> [Objective] Pull each line containing "Acceleration" out of the data and copy it.

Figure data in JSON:
------

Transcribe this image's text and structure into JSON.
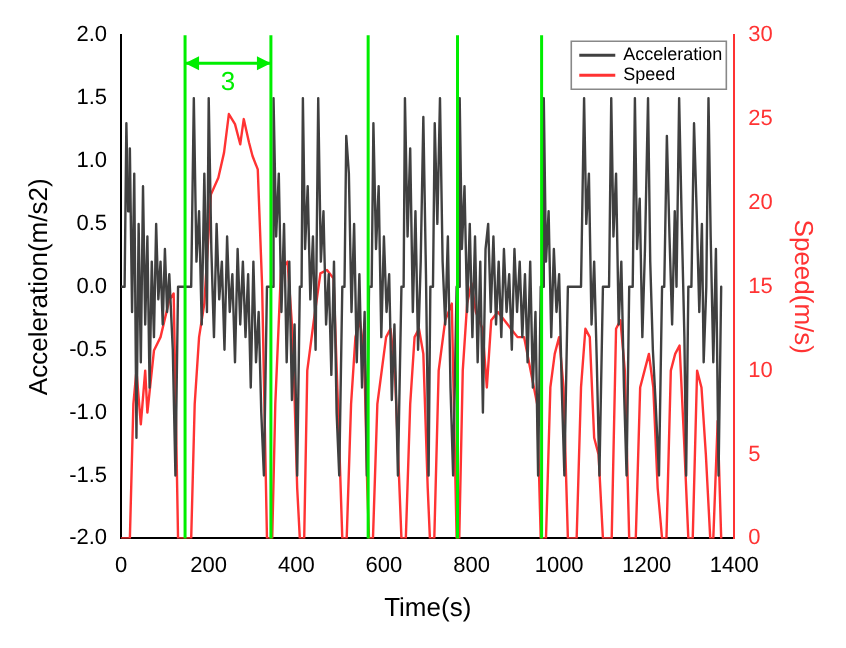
{
  "chart_data": {
    "type": "line",
    "xlabel": "Time(s)",
    "ylabel": "Acceleration(m/s2)",
    "y2label": "Speed(m/s)",
    "xlim": [
      0,
      1400
    ],
    "xticks": [
      0,
      200,
      400,
      600,
      800,
      1000,
      1200,
      1400
    ],
    "ylim": [
      -2.0,
      2.0
    ],
    "yticks": [
      {
        "value": -2,
        "label": "-2.0"
      },
      {
        "value": -1.5,
        "label": "-1.5"
      },
      {
        "value": -1,
        "label": "-1.0"
      },
      {
        "value": -0.5,
        "label": "-0.5"
      },
      {
        "value": 0,
        "label": "0.0"
      },
      {
        "value": 0.5,
        "label": "0.5"
      },
      {
        "value": 1,
        "label": "1.0"
      },
      {
        "value": 1.5,
        "label": "1.5"
      },
      {
        "value": 2,
        "label": "2.0"
      }
    ],
    "y2lim": [
      0,
      30
    ],
    "y2ticks": [
      0,
      5,
      10,
      15,
      20,
      25,
      30
    ],
    "grid": false,
    "legend": "top right",
    "marker": "none",
    "line_style": "solid",
    "series": [
      {
        "name": "Acceleration",
        "color": "#404040",
        "x": [
          0,
          8,
          12,
          16,
          20,
          25,
          30,
          35,
          40,
          45,
          50,
          55,
          60,
          65,
          70,
          75,
          80,
          85,
          90,
          95,
          100,
          105,
          110,
          118,
          124,
          130,
          160,
          166,
          172,
          178,
          184,
          190,
          196,
          200,
          206,
          212,
          218,
          224,
          230,
          236,
          242,
          248,
          254,
          260,
          266,
          272,
          278,
          284,
          290,
          296,
          302,
          308,
          314,
          320,
          326,
          333,
          345,
          348,
          354,
          360,
          366,
          372,
          378,
          384,
          390,
          396,
          402,
          408,
          412,
          415,
          420,
          426,
          432,
          438,
          444,
          450,
          456,
          462,
          468,
          474,
          480,
          486,
          492,
          498,
          505,
          510,
          514,
          520,
          526,
          532,
          538,
          544,
          550,
          556,
          561,
          566,
          572,
          576,
          582,
          588,
          594,
          600,
          606,
          612,
          618,
          624,
          632,
          640,
          645,
          648,
          654,
          660,
          666,
          672,
          678,
          684,
          690,
          696,
          702,
          706,
          712,
          716,
          722,
          728,
          734,
          740,
          746,
          752,
          758,
          766,
          770,
          773,
          778,
          784,
          790,
          796,
          802,
          808,
          814,
          820,
          826,
          832,
          838,
          844,
          850,
          856,
          862,
          868,
          874,
          880,
          886,
          892,
          898,
          904,
          910,
          916,
          922,
          928,
          934,
          940,
          946,
          952,
          958,
          962,
          965,
          970,
          976,
          982,
          988,
          994,
          1000,
          1006,
          1012,
          1020,
          1050,
          1057,
          1062,
          1068,
          1074,
          1080,
          1086,
          1092,
          1100,
          1114,
          1119,
          1124,
          1130,
          1136,
          1142,
          1148,
          1154,
          1160,
          1168,
          1173,
          1178,
          1184,
          1190,
          1196,
          1203,
          1208,
          1214,
          1220,
          1228,
          1235,
          1240,
          1246,
          1252,
          1258,
          1264,
          1268,
          1274,
          1280,
          1286,
          1290,
          1295,
          1302,
          1308,
          1314,
          1320,
          1326,
          1330,
          1336,
          1341,
          1346,
          1352,
          1358,
          1364,
          1370
        ],
        "values": [
          0,
          0,
          1.3,
          0.6,
          1.1,
          -0.2,
          0.9,
          -1.2,
          0.5,
          -0.6,
          0.8,
          -0.3,
          0.4,
          -0.8,
          0.2,
          -0.4,
          0.5,
          -0.1,
          0.2,
          -0.3,
          0.3,
          -0.2,
          0.1,
          -0.5,
          -1.5,
          0,
          0,
          1.5,
          0.2,
          0.6,
          -0.3,
          0.9,
          -0.2,
          1.5,
          0.3,
          -0.4,
          0.5,
          -0.1,
          0.2,
          -0.5,
          0.4,
          -0.2,
          0.1,
          -0.6,
          0.3,
          -0.3,
          0.2,
          -0.4,
          0.1,
          -0.8,
          0.2,
          -0.6,
          -0.2,
          -1.0,
          -1.5,
          0,
          0,
          1.5,
          0.4,
          0.9,
          -0.2,
          0.5,
          -0.6,
          0.2,
          -0.9,
          -0.3,
          -1.5,
          0,
          0,
          1.5,
          0.3,
          0.8,
          -0.1,
          0.4,
          -0.5,
          1.5,
          0.2,
          0.6,
          -0.3,
          0.1,
          -0.7,
          0.2,
          -1.0,
          -1.5,
          0,
          0,
          1.2,
          0.9,
          -0.2,
          0.5,
          -0.6,
          0.1,
          -0.8,
          -0.2,
          -1.5,
          0,
          0,
          1.3,
          0.3,
          0.8,
          -0.4,
          0.4,
          -0.2,
          0.1,
          -0.9,
          -0.3,
          -1.5,
          0,
          0,
          1.5,
          0.4,
          1.1,
          -0.2,
          0.6,
          -0.5,
          0.2,
          1.35,
          0.1,
          -1.5,
          0,
          0,
          1.3,
          0.5,
          1.5,
          0.2,
          -0.3,
          0.4,
          -0.8,
          -1.5,
          0,
          0,
          1.5,
          0.3,
          0.8,
          -0.2,
          0.5,
          -0.4,
          0.4,
          -0.6,
          0.2,
          -1.0,
          0.3,
          0.5,
          -0.2,
          0.4,
          -0.3,
          0.2,
          -0.4,
          0.3,
          -0.2,
          0.1,
          -0.5,
          0.3,
          -0.2,
          0.2,
          -0.4,
          0.1,
          -0.6,
          0.2,
          -0.8,
          -0.2,
          -1.5,
          0,
          0,
          1.5,
          0.2,
          0.6,
          -0.4,
          0.3,
          -0.2,
          0.1,
          -0.8,
          -1.5,
          0,
          0,
          1.5,
          0.5,
          0.9,
          -0.3,
          0.2,
          -0.6,
          -1.5,
          0,
          0,
          1.5,
          0.4,
          0.9,
          -0.3,
          0.2,
          -0.8,
          -1.5,
          0,
          0,
          1.5,
          0.3,
          0.7,
          -0.4,
          0.3,
          1.5,
          0.2,
          -0.5,
          -0.9,
          -1.5,
          0,
          0,
          1.2,
          0.4,
          -0.3,
          0.6,
          0,
          1.5,
          0.5,
          -0.4,
          -1.5,
          0,
          0,
          1.3,
          0.6,
          -0.2,
          0.5,
          -0.6,
          0,
          1.5,
          0.4,
          -0.6,
          0.3,
          -1.5,
          0
        ]
      },
      {
        "name": "Speed",
        "color": "#ff3333",
        "axis": "y2",
        "x": [
          0,
          20,
          28,
          35,
          45,
          55,
          60,
          75,
          90,
          110,
          120,
          126,
          130,
          160,
          168,
          178,
          190,
          205,
          222,
          235,
          246,
          260,
          272,
          280,
          292,
          300,
          312,
          322,
          333,
          345,
          352,
          365,
          380,
          392,
          402,
          408,
          418,
          425,
          440,
          455,
          470,
          485,
          495,
          505,
          515,
          525,
          535,
          545,
          555,
          562,
          566,
          575,
          585,
          595,
          605,
          615,
          625,
          640,
          650,
          660,
          670,
          680,
          690,
          700,
          705,
          715,
          725,
          740,
          755,
          762,
          766,
          772,
          780,
          790,
          800,
          810,
          825,
          835,
          845,
          860,
          875,
          890,
          905,
          920,
          935,
          950,
          958,
          970,
          980,
          990,
          1000,
          1010,
          1020,
          1040,
          1050,
          1060,
          1070,
          1080,
          1090,
          1100,
          1120,
          1130,
          1140,
          1150,
          1160,
          1175,
          1185,
          1195,
          1205,
          1215,
          1225,
          1235,
          1245,
          1255,
          1265,
          1275,
          1285,
          1295,
          1305,
          1315,
          1325,
          1335,
          1345,
          1352,
          1362,
          1370
        ],
        "values": [
          0,
          0,
          8,
          10,
          6.8,
          10,
          7.5,
          11.2,
          12,
          14.2,
          14.6,
          6,
          0,
          0,
          8,
          12,
          14,
          20.5,
          21.5,
          23,
          25.3,
          24.7,
          23.5,
          25,
          23.6,
          22.8,
          22,
          15,
          0,
          0,
          8,
          16,
          16.5,
          12,
          3,
          0,
          0,
          10,
          13,
          15.8,
          16,
          15.5,
          8,
          0,
          0,
          8,
          12,
          13,
          11,
          3,
          0,
          0,
          8,
          10,
          12,
          12.5,
          10,
          0,
          0,
          8,
          12,
          12.5,
          11,
          3,
          0,
          0,
          10,
          13,
          14,
          5,
          0,
          0,
          10,
          14,
          15.2,
          13.5,
          12.5,
          9,
          13,
          13.5,
          13,
          12.5,
          12,
          12,
          10,
          8,
          0,
          0,
          9,
          11,
          12,
          9,
          0,
          0,
          9,
          12.5,
          12,
          6,
          5,
          0,
          0,
          12.5,
          13,
          10,
          0,
          0,
          9,
          10,
          11,
          9,
          3,
          0,
          0,
          10,
          11,
          11.5,
          6,
          0,
          0,
          10,
          9,
          5,
          0,
          0,
          7,
          0
        ]
      }
    ],
    "ref_lines": [
      {
        "axis": "x",
        "value": 146,
        "color": "#00ee00"
      },
      {
        "axis": "x",
        "value": 342,
        "color": "#00ee00"
      },
      {
        "axis": "x",
        "value": 564,
        "color": "#00ee00"
      },
      {
        "axis": "x",
        "value": 768,
        "color": "#00ee00"
      },
      {
        "axis": "x",
        "value": 960,
        "color": "#00ee00"
      }
    ],
    "annotations": [
      "3"
    ]
  }
}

------

> [Solved problem]
    "ylabel": "Acceleration(m/s2)",
        "name": "Acceleration",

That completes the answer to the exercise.